[Stored entries]
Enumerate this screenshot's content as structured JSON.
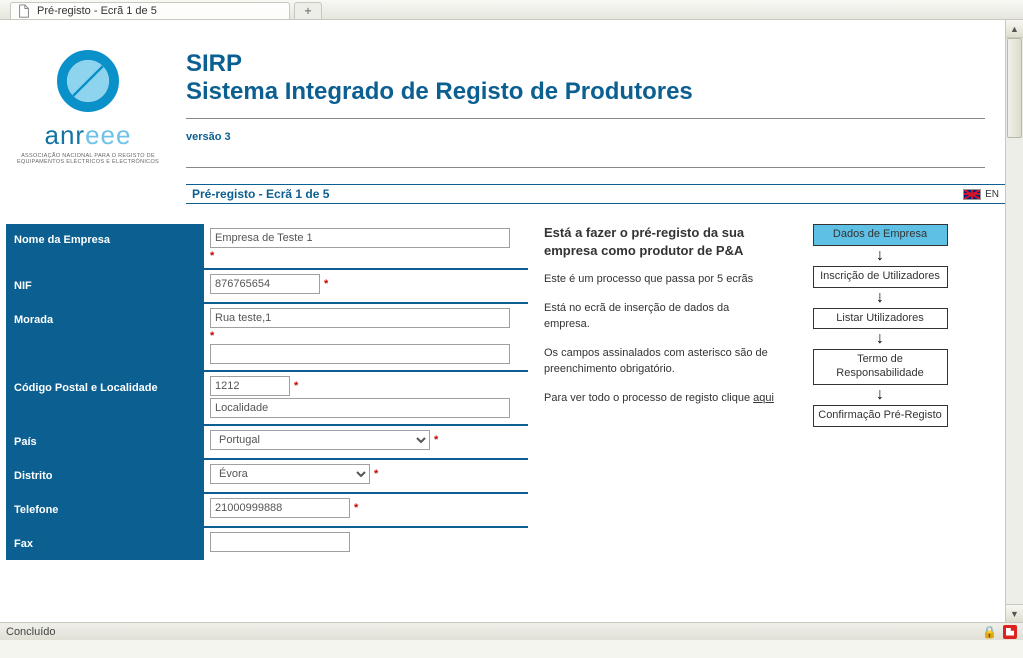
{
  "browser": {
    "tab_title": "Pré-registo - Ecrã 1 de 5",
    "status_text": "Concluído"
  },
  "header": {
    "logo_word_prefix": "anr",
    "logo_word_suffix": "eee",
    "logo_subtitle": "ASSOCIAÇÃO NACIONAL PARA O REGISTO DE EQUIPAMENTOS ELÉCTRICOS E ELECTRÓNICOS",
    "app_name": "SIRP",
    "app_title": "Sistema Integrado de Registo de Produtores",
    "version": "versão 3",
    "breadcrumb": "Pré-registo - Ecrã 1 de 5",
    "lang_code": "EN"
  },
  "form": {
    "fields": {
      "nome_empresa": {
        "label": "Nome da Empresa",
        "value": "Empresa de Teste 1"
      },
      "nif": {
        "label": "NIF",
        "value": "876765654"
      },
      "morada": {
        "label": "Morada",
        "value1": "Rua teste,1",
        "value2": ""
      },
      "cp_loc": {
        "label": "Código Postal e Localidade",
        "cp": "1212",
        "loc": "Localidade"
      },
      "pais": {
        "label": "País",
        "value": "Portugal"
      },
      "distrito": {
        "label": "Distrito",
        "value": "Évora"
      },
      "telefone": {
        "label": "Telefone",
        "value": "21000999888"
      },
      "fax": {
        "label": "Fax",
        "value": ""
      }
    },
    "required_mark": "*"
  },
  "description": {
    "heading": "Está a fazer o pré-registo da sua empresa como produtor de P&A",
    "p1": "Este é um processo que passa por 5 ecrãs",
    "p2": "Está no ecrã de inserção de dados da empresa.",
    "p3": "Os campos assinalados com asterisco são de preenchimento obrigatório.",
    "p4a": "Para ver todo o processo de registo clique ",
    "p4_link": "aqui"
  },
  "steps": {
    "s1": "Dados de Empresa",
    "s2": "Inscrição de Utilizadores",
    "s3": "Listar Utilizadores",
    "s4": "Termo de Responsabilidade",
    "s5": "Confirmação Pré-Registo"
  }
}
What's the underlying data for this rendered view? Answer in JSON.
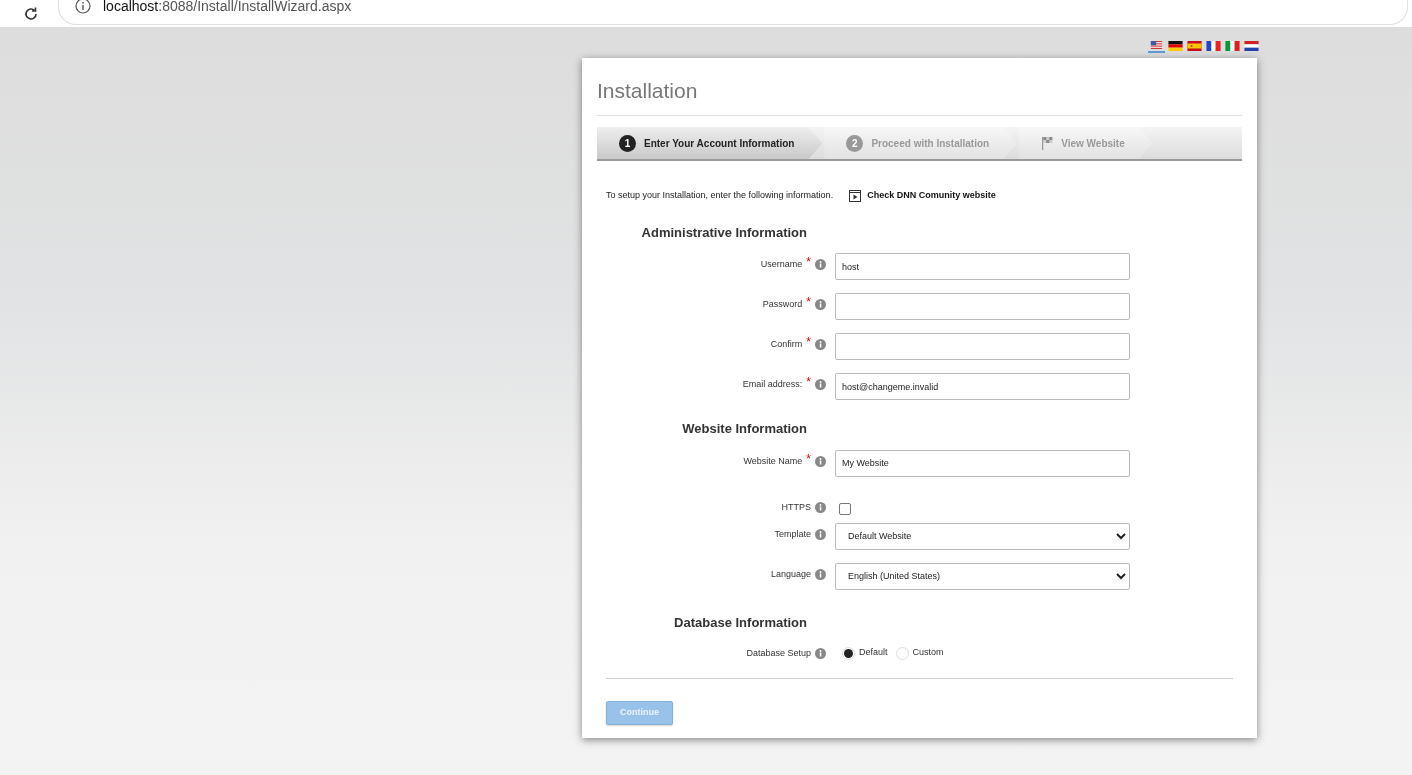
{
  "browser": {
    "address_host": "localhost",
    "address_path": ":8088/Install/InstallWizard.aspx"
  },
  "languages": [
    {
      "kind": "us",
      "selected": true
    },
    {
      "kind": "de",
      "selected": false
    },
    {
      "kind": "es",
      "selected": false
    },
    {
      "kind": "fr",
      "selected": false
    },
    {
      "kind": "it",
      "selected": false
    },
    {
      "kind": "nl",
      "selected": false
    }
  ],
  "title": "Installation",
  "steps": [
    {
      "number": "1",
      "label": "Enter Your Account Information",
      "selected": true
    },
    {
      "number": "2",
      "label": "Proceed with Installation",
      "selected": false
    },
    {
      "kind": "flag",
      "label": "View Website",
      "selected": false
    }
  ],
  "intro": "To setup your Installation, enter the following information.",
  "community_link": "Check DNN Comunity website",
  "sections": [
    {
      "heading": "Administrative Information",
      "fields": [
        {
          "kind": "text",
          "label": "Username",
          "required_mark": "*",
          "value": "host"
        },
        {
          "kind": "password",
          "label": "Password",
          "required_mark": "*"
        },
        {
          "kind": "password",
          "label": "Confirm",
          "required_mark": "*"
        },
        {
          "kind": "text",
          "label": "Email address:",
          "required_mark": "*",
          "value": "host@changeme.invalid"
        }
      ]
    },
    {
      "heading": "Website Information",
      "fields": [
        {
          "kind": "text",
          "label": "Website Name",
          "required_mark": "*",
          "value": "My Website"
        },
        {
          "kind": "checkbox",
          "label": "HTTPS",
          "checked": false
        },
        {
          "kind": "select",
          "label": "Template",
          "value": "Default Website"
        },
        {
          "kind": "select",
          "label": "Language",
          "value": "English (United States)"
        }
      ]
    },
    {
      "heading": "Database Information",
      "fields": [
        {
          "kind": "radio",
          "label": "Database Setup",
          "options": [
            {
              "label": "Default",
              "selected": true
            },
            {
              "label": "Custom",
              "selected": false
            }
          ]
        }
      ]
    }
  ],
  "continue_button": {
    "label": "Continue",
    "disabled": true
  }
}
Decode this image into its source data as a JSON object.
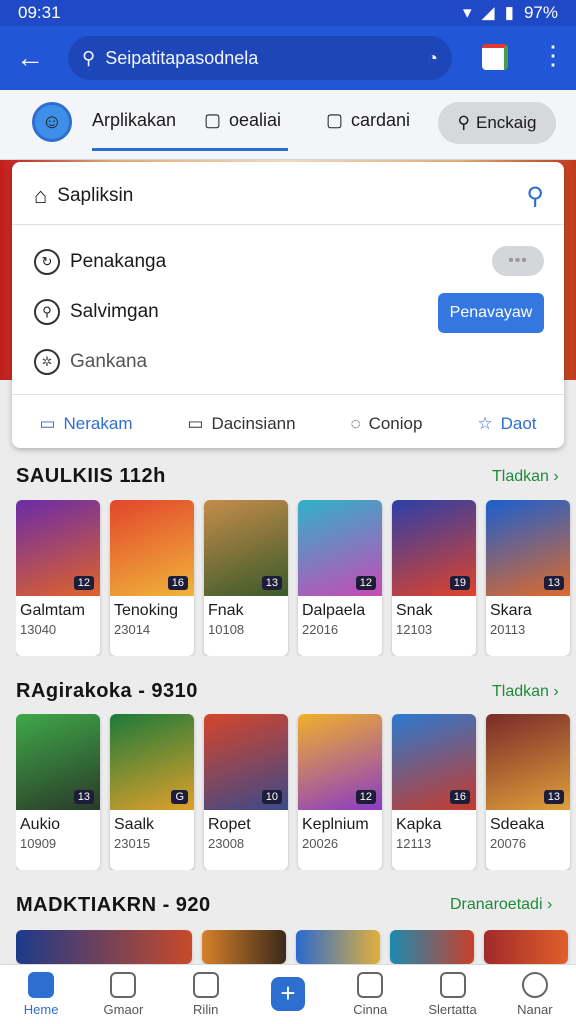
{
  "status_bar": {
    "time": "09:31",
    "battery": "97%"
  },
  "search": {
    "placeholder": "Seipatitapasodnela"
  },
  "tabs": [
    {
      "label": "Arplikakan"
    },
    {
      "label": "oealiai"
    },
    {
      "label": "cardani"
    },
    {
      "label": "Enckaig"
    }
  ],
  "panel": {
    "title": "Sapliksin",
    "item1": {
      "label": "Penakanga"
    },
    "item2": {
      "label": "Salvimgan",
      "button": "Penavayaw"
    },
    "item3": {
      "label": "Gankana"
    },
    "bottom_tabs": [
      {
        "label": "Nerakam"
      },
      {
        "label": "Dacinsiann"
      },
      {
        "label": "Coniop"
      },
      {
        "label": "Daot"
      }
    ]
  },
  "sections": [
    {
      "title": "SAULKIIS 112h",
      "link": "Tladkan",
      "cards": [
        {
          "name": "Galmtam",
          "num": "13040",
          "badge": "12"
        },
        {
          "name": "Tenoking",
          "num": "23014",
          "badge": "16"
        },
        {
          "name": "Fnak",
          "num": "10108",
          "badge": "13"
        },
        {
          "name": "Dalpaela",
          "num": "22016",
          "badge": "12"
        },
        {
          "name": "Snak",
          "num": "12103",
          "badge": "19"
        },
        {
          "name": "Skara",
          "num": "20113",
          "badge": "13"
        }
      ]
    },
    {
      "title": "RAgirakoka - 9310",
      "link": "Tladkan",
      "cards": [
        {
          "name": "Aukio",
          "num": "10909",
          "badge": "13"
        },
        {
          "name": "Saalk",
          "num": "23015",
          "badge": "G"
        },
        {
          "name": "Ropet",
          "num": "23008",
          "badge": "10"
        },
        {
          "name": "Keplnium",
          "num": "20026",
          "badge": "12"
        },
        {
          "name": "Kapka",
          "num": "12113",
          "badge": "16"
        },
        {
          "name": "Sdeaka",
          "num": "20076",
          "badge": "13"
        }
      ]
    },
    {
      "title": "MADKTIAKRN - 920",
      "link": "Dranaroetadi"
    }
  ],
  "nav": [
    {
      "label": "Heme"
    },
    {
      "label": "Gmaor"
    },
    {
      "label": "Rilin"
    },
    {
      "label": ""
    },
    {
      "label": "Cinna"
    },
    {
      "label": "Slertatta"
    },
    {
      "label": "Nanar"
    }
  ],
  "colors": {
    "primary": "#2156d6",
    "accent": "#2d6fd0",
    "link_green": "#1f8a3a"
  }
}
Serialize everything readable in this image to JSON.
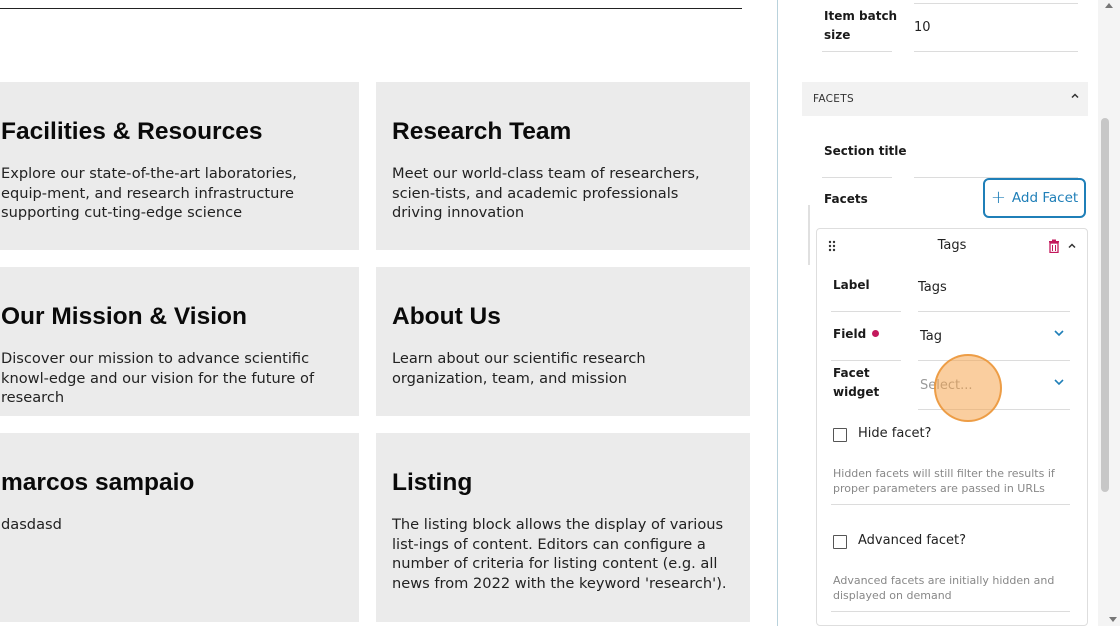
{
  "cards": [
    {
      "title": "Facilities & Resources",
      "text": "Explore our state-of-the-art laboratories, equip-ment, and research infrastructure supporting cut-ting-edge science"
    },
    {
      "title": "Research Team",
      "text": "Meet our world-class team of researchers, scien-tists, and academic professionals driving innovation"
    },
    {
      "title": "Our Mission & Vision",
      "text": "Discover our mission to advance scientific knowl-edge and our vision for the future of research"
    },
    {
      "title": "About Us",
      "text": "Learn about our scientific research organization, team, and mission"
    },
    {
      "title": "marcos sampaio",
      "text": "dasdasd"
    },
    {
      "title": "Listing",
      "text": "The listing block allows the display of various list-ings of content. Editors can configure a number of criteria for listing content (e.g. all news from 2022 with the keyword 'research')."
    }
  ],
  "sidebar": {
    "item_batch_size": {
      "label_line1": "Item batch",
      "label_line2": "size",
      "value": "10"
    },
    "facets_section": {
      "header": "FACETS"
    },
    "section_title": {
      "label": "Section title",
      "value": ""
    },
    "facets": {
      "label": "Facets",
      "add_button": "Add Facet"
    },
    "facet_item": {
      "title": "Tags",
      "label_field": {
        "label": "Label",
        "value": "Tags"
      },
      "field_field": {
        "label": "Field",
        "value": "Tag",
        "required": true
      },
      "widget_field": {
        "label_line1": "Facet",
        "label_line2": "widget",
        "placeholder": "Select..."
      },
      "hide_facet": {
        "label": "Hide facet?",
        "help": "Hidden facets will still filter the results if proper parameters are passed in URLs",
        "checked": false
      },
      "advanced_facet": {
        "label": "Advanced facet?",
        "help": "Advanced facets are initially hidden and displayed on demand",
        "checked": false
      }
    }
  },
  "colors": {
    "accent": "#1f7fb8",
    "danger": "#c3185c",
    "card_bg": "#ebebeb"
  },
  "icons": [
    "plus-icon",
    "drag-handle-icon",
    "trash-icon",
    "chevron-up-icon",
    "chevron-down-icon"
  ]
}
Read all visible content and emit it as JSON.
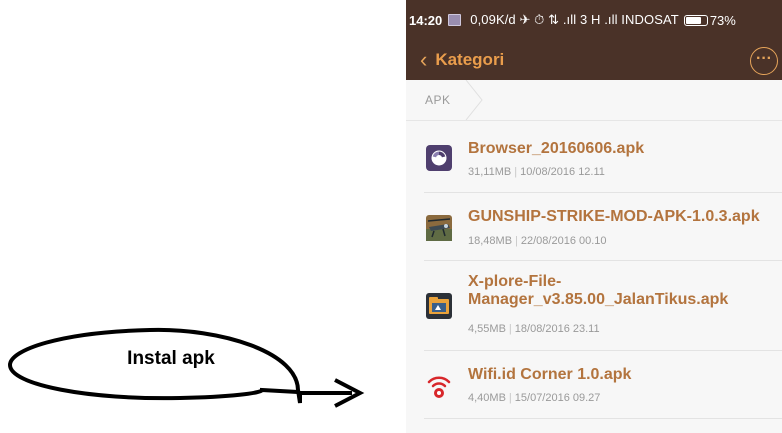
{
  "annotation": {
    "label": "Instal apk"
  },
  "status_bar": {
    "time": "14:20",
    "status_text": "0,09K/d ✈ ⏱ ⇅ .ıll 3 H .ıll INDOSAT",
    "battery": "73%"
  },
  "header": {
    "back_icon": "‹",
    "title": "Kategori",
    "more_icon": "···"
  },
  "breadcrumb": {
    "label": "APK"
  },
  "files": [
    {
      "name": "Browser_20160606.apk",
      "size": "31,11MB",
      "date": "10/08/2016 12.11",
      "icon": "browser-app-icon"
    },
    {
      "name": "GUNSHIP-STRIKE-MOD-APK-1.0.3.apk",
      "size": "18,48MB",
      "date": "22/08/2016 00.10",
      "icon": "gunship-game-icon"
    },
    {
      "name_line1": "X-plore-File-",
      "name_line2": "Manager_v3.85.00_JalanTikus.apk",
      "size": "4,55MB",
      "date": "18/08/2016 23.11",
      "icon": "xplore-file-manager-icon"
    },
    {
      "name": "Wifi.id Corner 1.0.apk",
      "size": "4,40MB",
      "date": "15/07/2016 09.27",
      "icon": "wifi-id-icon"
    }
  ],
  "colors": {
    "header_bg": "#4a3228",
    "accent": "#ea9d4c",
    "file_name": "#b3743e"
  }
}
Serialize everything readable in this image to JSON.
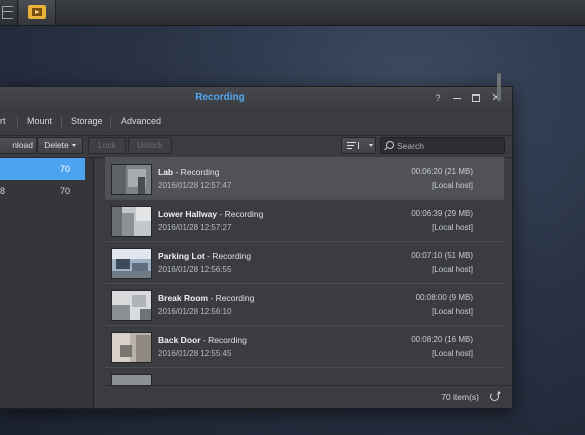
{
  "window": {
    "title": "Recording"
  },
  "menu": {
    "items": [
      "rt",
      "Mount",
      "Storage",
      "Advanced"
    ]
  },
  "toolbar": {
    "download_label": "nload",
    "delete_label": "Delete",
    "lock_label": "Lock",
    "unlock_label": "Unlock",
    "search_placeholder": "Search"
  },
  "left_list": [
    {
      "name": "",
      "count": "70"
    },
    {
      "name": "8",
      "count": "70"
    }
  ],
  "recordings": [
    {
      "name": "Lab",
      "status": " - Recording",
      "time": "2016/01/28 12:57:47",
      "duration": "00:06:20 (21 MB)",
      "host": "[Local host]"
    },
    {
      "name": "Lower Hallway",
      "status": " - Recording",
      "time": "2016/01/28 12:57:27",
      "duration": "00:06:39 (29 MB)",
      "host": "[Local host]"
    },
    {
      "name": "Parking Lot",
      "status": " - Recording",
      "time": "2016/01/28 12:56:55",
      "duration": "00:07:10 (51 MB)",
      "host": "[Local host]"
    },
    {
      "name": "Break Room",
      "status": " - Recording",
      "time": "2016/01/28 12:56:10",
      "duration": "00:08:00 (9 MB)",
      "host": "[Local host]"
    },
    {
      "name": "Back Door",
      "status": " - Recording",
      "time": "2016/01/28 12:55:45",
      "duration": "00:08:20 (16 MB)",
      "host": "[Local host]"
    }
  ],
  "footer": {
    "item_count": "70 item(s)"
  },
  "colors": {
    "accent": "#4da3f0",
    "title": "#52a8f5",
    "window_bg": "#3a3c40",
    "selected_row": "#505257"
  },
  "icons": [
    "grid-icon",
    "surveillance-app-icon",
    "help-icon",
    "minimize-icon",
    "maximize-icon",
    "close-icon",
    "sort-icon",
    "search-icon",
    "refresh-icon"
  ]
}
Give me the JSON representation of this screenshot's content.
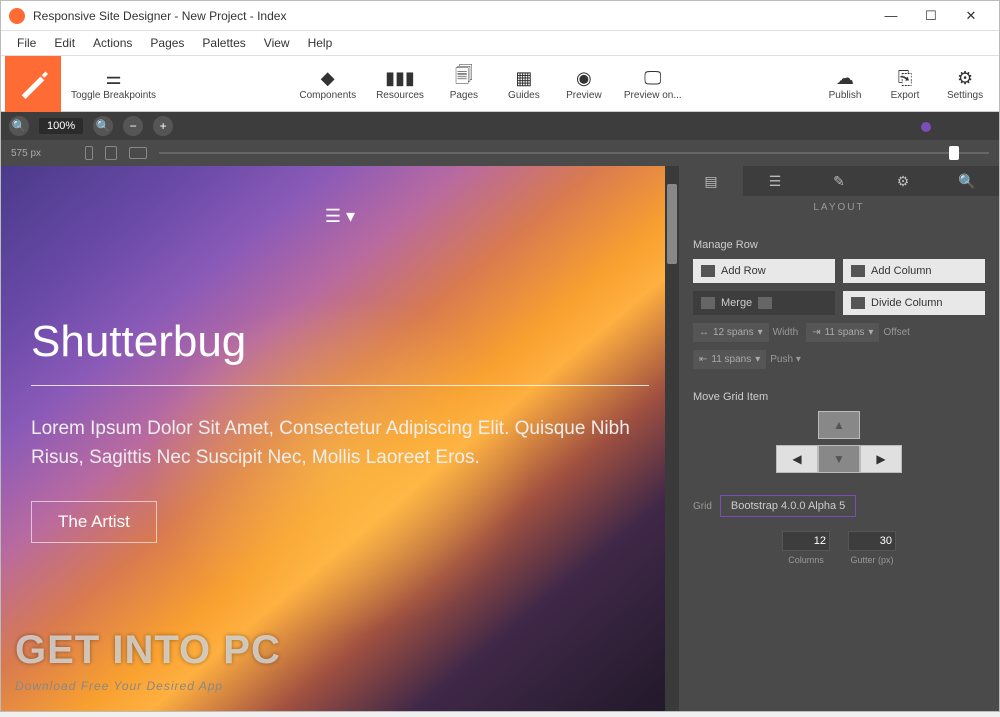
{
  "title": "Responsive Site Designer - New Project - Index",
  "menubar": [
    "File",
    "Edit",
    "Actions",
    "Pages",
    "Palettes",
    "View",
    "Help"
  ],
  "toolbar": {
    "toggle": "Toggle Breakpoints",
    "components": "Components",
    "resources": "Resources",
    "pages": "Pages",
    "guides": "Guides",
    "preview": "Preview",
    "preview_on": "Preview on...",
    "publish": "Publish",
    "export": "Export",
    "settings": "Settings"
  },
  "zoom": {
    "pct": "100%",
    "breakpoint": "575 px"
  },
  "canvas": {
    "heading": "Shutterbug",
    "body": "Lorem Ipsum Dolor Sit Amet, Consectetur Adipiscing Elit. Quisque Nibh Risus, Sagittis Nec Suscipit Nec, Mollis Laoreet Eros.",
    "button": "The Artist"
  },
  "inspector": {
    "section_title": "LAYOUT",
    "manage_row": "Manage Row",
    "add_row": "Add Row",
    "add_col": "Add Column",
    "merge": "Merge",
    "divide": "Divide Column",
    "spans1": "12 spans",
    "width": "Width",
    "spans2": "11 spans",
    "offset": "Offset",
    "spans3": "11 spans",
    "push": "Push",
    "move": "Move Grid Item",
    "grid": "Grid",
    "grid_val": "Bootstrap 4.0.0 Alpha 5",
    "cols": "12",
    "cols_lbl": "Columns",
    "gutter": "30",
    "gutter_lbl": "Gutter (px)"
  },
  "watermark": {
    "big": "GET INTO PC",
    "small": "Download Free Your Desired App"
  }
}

SHORT TASK:
Say how many lines of the listing above contain "spans", with no other words.

TASK OUTPUT:
3